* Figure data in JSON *
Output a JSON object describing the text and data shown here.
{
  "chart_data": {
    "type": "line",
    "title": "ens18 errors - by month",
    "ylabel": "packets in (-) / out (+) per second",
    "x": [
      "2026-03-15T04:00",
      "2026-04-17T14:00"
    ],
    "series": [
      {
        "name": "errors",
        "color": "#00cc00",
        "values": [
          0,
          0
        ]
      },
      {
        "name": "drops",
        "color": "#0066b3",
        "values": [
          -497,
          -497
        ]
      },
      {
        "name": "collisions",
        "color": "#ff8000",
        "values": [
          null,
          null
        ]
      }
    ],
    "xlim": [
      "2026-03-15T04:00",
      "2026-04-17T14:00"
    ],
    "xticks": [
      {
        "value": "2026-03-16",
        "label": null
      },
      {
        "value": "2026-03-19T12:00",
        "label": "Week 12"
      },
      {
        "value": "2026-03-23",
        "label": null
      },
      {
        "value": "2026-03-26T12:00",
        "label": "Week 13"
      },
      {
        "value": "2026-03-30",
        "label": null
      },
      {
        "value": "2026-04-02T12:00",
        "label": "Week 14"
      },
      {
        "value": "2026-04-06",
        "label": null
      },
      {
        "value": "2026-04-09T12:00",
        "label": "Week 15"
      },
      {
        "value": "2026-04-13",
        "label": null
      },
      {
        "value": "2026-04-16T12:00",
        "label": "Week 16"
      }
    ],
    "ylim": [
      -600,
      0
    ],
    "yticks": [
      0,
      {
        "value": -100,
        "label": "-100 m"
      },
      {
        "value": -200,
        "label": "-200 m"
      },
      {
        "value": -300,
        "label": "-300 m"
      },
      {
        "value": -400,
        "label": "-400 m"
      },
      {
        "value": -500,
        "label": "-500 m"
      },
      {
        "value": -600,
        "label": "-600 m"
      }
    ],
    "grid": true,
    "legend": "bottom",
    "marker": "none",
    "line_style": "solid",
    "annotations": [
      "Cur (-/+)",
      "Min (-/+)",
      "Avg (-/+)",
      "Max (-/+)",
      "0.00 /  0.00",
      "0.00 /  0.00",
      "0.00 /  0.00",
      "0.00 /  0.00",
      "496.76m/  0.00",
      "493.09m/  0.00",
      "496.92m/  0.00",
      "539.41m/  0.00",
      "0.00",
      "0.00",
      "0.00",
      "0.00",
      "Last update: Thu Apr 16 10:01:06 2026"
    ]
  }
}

* To do *
Copy each line above where the string "Week" occurs.

* Response *
        "label": "Week 12"
        "label": "Week 13"
        "label": "Week 14"
        "label": "Week 15"
        "label": "Week 16"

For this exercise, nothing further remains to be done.